> Directions: Give the number of lines that include the string "subtitle", nothing more.

> Data in this exercise:
____________

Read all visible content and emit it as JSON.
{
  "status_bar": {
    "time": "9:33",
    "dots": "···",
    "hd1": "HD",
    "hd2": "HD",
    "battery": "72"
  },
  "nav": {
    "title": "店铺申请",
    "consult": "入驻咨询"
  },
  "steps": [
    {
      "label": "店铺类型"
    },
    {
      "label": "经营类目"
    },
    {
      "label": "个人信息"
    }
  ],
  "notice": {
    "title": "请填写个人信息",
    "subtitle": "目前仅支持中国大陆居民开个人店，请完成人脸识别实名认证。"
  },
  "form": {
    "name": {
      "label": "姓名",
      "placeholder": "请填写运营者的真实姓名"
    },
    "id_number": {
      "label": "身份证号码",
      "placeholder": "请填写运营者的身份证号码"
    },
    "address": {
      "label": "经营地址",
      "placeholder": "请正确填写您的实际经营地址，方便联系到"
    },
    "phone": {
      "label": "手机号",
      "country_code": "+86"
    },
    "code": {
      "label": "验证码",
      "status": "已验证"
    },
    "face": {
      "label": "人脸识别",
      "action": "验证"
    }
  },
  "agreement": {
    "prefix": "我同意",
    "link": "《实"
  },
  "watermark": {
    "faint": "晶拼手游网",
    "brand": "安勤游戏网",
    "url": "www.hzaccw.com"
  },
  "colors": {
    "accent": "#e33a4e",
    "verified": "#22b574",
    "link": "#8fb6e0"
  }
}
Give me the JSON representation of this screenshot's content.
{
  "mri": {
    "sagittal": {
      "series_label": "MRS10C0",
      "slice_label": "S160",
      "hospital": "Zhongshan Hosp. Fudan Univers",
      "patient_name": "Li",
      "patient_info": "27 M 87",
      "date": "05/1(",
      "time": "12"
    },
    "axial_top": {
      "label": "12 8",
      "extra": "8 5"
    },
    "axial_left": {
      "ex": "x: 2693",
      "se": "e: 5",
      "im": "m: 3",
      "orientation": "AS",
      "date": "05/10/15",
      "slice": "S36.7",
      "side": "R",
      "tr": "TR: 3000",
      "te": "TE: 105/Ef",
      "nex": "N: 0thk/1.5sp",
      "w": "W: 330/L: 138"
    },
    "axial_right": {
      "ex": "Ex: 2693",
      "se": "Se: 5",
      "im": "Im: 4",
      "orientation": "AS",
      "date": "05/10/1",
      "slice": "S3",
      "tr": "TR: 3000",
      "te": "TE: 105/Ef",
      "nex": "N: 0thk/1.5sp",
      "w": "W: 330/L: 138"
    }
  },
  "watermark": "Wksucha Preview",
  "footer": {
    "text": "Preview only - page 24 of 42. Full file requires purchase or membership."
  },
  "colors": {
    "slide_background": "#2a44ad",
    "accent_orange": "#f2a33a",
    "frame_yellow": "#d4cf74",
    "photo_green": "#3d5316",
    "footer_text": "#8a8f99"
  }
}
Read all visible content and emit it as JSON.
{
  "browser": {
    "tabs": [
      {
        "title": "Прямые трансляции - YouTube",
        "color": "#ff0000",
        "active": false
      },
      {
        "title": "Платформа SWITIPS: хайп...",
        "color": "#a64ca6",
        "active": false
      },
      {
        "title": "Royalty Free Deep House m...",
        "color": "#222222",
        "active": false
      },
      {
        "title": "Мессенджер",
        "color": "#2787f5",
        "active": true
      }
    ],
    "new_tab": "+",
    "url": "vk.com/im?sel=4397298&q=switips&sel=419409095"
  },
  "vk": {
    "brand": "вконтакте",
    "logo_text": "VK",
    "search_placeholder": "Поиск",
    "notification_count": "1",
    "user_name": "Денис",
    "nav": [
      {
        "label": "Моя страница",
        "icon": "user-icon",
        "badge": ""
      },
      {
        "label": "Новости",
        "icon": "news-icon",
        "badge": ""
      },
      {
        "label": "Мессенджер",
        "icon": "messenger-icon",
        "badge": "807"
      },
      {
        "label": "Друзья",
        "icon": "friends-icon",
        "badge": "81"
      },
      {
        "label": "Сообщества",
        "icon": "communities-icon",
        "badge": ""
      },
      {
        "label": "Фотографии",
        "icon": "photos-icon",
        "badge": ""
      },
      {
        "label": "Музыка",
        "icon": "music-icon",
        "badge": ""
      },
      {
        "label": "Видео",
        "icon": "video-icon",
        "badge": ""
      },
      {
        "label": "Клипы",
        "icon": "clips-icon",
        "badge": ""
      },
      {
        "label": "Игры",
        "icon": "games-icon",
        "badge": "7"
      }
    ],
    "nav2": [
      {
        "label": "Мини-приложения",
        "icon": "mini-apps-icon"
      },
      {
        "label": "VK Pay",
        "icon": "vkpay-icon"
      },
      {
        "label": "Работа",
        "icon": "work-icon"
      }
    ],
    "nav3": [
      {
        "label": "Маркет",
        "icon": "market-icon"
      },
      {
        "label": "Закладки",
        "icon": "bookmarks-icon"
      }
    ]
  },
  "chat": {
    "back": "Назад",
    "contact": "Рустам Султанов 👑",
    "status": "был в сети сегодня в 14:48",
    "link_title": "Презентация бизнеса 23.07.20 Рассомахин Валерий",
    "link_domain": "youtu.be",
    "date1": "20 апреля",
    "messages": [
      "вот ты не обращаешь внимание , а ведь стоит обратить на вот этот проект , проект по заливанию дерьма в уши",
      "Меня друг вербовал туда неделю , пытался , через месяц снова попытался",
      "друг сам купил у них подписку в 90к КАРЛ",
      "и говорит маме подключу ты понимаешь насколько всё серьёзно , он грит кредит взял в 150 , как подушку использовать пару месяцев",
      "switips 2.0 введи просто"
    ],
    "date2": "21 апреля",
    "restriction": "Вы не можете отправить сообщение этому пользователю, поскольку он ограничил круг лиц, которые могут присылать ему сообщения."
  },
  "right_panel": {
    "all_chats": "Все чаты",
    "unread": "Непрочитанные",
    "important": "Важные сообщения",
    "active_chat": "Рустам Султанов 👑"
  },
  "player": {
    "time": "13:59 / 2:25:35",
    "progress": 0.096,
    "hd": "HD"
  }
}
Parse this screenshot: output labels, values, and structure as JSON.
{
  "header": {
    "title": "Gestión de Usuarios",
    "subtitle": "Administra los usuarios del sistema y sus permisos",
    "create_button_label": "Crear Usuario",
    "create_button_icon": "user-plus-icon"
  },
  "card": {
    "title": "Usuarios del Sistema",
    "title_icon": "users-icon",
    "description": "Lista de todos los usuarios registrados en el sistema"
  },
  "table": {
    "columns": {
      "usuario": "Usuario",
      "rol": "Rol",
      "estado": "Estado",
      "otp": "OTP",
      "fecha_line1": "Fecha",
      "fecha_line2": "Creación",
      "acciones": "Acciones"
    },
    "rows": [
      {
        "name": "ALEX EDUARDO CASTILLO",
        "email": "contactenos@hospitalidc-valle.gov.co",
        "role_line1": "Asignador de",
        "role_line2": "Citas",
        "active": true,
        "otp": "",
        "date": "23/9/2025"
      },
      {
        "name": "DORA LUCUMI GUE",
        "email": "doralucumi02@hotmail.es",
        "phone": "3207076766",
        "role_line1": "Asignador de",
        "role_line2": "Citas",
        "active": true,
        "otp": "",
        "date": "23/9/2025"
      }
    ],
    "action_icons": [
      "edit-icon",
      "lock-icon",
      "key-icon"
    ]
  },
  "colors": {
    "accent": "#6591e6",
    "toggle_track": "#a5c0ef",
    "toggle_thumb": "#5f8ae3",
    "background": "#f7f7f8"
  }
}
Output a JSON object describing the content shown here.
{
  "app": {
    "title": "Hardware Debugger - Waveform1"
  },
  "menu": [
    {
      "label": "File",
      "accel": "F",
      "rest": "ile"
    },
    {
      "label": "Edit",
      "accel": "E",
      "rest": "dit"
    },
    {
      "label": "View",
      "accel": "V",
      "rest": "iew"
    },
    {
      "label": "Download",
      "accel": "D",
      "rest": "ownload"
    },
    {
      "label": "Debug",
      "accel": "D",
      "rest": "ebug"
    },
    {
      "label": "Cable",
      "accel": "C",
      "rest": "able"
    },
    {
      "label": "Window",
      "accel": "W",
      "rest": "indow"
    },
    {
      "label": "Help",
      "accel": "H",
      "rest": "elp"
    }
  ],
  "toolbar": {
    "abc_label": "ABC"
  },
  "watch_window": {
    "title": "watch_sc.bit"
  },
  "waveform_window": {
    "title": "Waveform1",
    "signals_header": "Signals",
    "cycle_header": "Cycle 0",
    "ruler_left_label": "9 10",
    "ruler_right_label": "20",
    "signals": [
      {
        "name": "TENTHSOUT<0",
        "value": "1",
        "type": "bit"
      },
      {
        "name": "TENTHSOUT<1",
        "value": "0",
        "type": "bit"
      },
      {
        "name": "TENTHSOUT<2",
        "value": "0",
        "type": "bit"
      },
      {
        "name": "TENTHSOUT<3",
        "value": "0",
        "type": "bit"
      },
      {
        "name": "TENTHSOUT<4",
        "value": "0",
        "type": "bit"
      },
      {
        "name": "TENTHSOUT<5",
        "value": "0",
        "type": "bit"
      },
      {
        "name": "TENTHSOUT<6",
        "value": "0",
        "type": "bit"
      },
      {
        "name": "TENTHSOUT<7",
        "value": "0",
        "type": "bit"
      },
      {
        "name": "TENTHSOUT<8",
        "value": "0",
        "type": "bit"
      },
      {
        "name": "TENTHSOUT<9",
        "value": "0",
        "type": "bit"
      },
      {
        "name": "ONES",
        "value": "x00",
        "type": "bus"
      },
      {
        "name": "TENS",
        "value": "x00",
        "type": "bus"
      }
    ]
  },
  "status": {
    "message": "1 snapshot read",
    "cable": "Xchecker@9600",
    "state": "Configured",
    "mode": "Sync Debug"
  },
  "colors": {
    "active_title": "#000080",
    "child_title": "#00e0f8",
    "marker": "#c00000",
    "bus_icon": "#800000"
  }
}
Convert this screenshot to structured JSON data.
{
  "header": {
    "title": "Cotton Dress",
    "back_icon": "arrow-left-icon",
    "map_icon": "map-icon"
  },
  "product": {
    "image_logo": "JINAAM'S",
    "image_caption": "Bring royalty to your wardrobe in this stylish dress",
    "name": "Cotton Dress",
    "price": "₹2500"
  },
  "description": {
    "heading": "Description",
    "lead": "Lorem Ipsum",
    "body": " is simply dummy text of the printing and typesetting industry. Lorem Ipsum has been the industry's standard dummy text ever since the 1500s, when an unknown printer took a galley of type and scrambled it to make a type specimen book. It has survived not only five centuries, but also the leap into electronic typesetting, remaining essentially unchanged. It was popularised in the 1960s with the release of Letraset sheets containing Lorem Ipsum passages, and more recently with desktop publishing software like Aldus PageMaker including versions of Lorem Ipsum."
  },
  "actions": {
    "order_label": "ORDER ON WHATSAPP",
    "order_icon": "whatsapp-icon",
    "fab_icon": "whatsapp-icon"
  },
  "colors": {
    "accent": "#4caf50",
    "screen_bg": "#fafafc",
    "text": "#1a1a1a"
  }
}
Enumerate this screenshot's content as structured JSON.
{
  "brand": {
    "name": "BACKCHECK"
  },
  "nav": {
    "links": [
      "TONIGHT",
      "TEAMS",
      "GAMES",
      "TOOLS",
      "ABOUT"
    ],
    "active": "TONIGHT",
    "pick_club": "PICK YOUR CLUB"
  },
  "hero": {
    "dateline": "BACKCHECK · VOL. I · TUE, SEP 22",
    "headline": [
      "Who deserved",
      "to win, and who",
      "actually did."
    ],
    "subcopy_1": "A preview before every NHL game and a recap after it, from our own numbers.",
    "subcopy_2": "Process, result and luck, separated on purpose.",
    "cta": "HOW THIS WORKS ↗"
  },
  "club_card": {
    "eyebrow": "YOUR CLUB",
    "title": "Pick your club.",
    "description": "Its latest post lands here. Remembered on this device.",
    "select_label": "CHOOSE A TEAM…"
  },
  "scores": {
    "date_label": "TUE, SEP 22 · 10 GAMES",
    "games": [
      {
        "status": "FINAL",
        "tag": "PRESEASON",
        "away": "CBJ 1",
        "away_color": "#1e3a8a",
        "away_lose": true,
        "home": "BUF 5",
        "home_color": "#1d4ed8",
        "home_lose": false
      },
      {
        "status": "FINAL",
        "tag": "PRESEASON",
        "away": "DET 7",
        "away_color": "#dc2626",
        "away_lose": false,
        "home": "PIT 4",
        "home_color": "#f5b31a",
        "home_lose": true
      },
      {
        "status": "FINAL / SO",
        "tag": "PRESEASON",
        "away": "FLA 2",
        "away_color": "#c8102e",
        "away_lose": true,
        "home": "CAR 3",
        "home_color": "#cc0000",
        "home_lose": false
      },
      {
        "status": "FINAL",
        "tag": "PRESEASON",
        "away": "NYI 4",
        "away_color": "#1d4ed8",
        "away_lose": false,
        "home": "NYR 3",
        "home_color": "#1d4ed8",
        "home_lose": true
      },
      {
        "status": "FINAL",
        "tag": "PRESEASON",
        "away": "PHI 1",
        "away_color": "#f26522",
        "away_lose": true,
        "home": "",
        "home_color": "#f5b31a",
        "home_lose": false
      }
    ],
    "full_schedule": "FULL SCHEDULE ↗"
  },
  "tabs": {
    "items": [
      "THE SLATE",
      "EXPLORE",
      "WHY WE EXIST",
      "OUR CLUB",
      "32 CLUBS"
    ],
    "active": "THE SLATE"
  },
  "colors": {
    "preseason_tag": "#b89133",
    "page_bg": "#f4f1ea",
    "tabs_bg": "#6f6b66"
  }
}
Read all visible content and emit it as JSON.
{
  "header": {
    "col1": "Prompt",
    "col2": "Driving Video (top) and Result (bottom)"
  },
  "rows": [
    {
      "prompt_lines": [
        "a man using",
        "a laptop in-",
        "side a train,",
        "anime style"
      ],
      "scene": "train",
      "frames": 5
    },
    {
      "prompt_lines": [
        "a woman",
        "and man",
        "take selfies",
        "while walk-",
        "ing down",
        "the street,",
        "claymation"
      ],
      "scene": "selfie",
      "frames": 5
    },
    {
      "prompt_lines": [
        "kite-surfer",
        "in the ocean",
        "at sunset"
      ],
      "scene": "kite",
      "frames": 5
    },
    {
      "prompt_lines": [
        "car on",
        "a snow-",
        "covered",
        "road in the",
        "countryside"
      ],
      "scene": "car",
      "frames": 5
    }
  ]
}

____________

> Answer below: 2